Apply what you read:
1. According to the crystallography text, what is a crystal structure made up of more than one molecule called?
2. Transcribe the part of the crystallography text between "Crystallographers study the" and "the material’s function.", inclusive.

Page extract:
########
Crystallographers study the regular arrangement of molecules and atoms that form solids. Structure and function are closely related. So in the same way that it is reasonable to predict that a bird can fly because it has wings, by understanding the structure of a material, scientists get hints about the material’s function.

Dr Liana Vella-Zarb (Faculty of Science) is a crystallographer and Dr Rosalin Bonetta (Centre for Molecular Medicine and Biobanking) is a structural biologist at the University of Malta.

Vella-Zarb specialises in modifying the physical properties of materials (pharmaceuticals, pigments, agrochemicals, and others) and attempts to improve them without needing to make or break any chemical bonds through a process called Crystal Engineering. She engineers new crystal structures of the same molecule by introducing other molecules into the system, then uses diffraction techniques to solve the crystal structure and obtain a 3D image of the new material. This structure is called a cocrystal since it is made up of more than one molecule. Vella-Zarb explains that a crystal engineer’s ‘aim is to alter the physical properties of materials by design, without changing their original intended purpose, but rather enhancing their activity through optimisation of their physical performance’. In her research group, these improvements are applied to pharmaceutical compounds and others that help save Malta’s cultural heritage.

Bonetta examines the structure of proteins called Manganese Superoxide Dismutases that help protect the body. The proteins do this by removing superoxide radicals in mitochondria, the powerhouse of the cell that makes the chemical energy we need to live. The immune system can also use superoxides to kill disease-causing microorganisms like bacteria. Superoxide Dismutase also helps protect cells from these oxygen radicals and can suppress some kinds of cancer cells in the lab.

There is a down side to making energy since the process has the ugly flip side of forming oxygen radicals which can damage DNA and consequently cause diseases like cancer.
########
Data to examine:

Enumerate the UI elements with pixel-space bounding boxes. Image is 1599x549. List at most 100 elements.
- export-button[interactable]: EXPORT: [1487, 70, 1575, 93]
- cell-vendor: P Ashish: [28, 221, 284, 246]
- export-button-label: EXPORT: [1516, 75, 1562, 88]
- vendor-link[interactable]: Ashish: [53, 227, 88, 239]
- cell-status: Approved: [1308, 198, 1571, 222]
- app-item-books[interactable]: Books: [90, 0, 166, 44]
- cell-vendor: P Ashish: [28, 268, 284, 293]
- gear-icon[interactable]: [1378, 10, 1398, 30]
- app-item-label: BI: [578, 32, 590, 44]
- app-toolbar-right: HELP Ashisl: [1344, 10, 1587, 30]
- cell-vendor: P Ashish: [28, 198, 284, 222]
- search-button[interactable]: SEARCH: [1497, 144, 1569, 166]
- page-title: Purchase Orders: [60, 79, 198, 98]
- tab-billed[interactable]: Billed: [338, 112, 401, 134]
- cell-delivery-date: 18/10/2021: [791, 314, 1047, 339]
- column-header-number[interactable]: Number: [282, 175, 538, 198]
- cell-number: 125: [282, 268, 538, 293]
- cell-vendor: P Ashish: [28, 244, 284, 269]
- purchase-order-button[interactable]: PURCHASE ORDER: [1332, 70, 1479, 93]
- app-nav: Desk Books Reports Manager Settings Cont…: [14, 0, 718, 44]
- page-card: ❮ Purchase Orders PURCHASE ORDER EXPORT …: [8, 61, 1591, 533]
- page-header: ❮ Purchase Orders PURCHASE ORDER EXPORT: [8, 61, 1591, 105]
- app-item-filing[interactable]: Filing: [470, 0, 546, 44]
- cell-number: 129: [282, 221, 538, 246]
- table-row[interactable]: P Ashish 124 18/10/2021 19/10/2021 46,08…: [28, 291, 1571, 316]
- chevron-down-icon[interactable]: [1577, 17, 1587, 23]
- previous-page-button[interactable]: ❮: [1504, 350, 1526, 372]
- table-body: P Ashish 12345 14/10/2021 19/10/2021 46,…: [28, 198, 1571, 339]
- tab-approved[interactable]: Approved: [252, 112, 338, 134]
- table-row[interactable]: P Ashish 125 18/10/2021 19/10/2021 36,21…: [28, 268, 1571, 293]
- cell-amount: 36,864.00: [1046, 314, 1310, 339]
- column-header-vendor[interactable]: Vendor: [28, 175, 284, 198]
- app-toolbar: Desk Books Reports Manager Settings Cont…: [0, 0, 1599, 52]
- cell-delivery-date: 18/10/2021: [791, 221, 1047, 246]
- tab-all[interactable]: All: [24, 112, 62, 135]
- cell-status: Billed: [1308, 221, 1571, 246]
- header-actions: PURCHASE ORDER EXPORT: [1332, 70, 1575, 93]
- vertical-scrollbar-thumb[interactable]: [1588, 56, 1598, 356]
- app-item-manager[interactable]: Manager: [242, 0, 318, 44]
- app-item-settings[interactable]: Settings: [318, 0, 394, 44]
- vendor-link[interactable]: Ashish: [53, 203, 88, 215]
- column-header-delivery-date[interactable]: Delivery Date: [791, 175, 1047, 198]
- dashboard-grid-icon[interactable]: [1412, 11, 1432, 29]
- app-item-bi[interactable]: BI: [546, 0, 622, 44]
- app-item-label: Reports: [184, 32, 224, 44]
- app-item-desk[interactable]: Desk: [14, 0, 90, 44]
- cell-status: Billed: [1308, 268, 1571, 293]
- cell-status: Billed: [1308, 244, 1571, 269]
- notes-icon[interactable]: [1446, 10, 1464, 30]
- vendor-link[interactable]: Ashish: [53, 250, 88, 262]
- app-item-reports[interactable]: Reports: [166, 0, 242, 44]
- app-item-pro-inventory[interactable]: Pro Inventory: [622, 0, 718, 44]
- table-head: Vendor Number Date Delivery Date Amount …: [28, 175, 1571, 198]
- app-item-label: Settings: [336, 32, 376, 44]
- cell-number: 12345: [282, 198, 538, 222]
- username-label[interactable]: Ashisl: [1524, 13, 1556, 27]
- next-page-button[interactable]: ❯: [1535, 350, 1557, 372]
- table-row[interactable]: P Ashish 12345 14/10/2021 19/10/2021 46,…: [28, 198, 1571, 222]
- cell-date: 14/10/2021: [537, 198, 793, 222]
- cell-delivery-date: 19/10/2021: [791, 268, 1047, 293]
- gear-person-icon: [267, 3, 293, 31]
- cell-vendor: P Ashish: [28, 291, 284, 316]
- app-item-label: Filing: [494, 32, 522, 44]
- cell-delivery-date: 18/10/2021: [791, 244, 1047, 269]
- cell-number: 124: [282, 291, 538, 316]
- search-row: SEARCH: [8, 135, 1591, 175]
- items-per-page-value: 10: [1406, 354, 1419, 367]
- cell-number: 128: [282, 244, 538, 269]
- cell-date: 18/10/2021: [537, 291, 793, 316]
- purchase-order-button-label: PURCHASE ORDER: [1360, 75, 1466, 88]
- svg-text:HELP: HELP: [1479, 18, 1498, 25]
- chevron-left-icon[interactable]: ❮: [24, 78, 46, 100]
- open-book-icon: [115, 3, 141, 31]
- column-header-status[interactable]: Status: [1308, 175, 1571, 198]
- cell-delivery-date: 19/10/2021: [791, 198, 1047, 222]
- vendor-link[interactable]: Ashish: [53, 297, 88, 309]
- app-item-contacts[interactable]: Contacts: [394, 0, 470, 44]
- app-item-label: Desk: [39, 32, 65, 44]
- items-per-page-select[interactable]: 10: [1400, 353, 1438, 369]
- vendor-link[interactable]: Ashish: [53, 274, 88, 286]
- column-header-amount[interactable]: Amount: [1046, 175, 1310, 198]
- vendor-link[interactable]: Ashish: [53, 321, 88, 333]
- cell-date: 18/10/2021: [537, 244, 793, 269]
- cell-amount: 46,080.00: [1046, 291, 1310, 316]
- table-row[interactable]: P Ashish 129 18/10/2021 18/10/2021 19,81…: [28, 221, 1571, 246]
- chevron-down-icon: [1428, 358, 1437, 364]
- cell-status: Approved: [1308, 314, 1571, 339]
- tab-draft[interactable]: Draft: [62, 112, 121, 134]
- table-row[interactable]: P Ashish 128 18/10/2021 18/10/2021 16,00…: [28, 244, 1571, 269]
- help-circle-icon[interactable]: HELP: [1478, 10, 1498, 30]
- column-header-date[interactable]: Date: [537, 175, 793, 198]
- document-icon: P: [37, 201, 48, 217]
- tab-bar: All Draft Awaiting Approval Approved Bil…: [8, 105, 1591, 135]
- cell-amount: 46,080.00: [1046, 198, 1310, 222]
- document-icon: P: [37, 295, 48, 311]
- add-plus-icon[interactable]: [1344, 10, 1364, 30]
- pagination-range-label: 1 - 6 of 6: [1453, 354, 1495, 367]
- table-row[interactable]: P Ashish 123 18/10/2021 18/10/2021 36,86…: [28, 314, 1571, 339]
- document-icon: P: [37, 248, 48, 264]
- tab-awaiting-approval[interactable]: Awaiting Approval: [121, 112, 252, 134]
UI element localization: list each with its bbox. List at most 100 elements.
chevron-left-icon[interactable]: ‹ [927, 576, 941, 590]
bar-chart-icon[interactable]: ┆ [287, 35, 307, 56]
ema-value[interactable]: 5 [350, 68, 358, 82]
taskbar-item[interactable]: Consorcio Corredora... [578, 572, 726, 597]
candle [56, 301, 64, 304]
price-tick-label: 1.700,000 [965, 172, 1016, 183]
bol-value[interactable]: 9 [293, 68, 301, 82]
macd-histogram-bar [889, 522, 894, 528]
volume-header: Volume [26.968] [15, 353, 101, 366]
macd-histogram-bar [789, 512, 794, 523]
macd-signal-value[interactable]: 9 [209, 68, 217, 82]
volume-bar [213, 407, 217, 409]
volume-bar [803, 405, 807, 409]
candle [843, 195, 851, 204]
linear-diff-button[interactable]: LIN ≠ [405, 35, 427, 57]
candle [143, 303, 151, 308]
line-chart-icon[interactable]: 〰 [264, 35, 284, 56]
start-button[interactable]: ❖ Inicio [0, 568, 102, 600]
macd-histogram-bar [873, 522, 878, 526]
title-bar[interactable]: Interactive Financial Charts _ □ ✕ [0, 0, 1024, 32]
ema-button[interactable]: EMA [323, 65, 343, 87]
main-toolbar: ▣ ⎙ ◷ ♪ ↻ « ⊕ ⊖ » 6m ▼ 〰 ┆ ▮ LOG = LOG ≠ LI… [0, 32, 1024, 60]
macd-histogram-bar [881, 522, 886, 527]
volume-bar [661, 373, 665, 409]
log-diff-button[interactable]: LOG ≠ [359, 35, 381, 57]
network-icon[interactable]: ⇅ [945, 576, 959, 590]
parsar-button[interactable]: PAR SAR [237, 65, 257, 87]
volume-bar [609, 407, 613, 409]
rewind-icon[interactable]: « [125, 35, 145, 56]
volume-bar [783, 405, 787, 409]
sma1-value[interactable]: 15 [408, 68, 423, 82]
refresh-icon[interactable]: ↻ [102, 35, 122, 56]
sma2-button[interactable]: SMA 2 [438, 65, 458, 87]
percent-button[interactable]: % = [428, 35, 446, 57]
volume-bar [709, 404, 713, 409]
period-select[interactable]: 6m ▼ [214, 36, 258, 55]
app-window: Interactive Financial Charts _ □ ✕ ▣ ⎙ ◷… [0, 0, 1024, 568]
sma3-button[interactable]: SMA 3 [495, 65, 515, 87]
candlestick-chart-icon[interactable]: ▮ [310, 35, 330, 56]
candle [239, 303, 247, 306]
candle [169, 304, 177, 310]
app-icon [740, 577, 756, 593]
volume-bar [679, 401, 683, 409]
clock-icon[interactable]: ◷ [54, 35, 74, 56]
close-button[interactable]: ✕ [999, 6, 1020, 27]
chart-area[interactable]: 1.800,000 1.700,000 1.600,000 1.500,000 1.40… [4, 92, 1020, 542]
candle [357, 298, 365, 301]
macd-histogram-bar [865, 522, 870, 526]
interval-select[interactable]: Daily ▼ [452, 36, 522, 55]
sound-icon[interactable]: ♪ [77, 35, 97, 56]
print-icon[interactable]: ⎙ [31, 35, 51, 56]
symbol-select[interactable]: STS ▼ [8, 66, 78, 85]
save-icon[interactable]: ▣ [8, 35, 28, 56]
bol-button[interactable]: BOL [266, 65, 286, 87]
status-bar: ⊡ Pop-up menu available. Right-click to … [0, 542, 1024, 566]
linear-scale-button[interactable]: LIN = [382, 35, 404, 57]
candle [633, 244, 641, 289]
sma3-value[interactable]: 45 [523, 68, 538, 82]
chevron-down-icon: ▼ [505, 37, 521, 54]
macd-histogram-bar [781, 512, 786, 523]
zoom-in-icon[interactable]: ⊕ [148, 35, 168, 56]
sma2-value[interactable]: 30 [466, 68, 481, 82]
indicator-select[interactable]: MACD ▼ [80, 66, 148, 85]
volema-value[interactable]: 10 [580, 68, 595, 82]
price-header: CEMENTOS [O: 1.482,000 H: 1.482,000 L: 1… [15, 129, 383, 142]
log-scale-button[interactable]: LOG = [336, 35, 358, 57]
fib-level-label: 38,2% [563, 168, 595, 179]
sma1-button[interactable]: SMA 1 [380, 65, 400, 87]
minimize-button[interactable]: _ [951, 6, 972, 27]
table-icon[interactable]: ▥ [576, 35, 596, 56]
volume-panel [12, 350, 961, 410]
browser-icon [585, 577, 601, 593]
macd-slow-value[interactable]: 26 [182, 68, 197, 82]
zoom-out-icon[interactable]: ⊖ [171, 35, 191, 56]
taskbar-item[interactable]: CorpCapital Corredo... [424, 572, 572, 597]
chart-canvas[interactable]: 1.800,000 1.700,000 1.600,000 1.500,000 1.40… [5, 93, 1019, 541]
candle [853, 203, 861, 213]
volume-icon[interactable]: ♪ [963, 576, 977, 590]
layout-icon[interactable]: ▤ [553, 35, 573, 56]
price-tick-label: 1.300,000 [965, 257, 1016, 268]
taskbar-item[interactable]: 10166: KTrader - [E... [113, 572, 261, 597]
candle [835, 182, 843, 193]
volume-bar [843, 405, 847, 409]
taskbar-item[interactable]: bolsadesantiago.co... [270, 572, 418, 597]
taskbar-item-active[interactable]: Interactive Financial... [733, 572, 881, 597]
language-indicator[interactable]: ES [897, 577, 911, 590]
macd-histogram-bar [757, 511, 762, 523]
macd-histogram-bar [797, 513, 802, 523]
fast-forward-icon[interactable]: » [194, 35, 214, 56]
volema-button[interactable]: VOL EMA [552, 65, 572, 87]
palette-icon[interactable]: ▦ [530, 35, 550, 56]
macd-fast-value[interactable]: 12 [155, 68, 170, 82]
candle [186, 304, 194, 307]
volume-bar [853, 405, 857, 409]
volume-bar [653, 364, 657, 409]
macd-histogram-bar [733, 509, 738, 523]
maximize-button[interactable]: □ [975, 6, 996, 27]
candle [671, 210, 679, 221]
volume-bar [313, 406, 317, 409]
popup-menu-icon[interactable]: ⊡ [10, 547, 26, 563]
########
Answers for the tasks:
1. A cocrystal.

2.
Crystallographers study the regular arrangement of molecules and atoms that form solids. Structure and function are closely related. So in the same way that it is reasonable to predict that a bird can fly because it has wings, by understanding the structure of a material, scientists get hints about the material’s function.